● **Given instruction**
Skip the pictures. Reproduce all other material exactly.

[Records]
------------

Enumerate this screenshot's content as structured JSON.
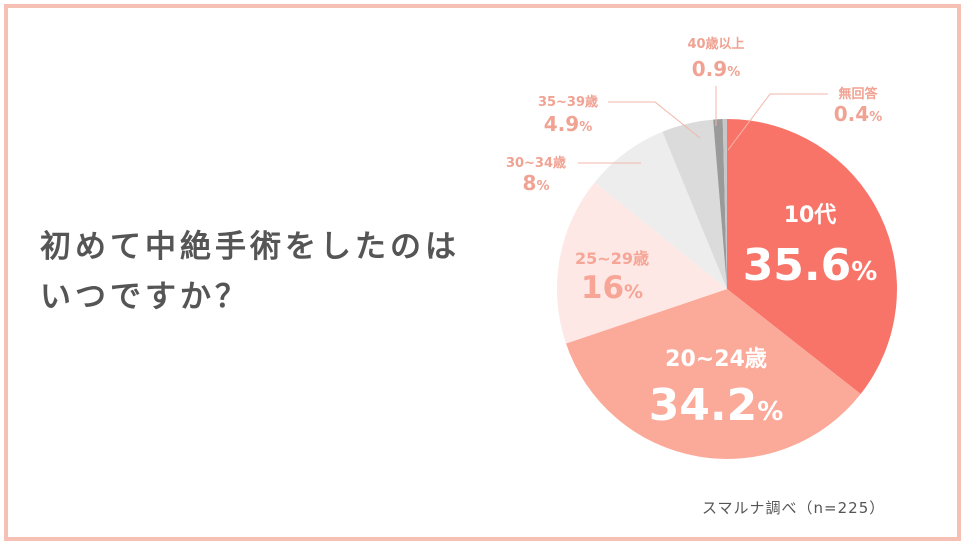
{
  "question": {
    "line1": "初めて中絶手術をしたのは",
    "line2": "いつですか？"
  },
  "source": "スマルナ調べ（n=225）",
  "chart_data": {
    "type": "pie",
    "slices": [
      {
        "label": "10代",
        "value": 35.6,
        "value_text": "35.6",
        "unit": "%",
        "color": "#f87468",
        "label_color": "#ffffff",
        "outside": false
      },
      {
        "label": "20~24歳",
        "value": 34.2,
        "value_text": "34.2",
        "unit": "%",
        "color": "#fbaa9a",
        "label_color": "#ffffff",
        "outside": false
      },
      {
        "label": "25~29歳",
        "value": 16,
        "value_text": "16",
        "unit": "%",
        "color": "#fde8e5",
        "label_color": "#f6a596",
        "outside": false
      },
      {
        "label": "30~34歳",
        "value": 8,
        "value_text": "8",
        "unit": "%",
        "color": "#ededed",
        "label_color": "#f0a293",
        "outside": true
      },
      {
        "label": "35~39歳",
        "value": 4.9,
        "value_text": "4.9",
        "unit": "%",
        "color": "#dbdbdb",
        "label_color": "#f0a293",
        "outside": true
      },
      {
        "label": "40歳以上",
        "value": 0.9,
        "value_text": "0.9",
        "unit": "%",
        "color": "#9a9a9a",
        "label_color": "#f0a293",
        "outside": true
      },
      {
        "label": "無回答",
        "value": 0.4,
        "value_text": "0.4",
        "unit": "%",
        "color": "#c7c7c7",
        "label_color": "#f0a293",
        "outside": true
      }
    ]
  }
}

------------

● **Complete output**
Enumerate this screenshot's content as structured JSON.
{
  "question": {
    "line1": "初めて中絶手術をしたのは",
    "line2": "いつですか？"
  },
  "source": "スマルナ調べ（n=225）",
  "chart_data": {
    "type": "pie",
    "slices": [
      {
        "label": "10代",
        "value": 35.6,
        "value_text": "35.6",
        "unit": "%",
        "color": "#f87468",
        "label_color": "#ffffff",
        "outside": false
      },
      {
        "label": "20~24歳",
        "value": 34.2,
        "value_text": "34.2",
        "unit": "%",
        "color": "#fbaa9a",
        "label_color": "#ffffff",
        "outside": false
      },
      {
        "label": "25~29歳",
        "value": 16,
        "value_text": "16",
        "unit": "%",
        "color": "#fde8e5",
        "label_color": "#f6a596",
        "outside": false
      },
      {
        "label": "30~34歳",
        "value": 8,
        "value_text": "8",
        "unit": "%",
        "color": "#ededed",
        "label_color": "#f0a293",
        "outside": true
      },
      {
        "label": "35~39歳",
        "value": 4.9,
        "value_text": "4.9",
        "unit": "%",
        "color": "#dbdbdb",
        "label_color": "#f0a293",
        "outside": true
      },
      {
        "label": "40歳以上",
        "value": 0.9,
        "value_text": "0.9",
        "unit": "%",
        "color": "#9a9a9a",
        "label_color": "#f0a293",
        "outside": true
      },
      {
        "label": "無回答",
        "value": 0.4,
        "value_text": "0.4",
        "unit": "%",
        "color": "#c7c7c7",
        "label_color": "#f0a293",
        "outside": true
      }
    ]
  }
}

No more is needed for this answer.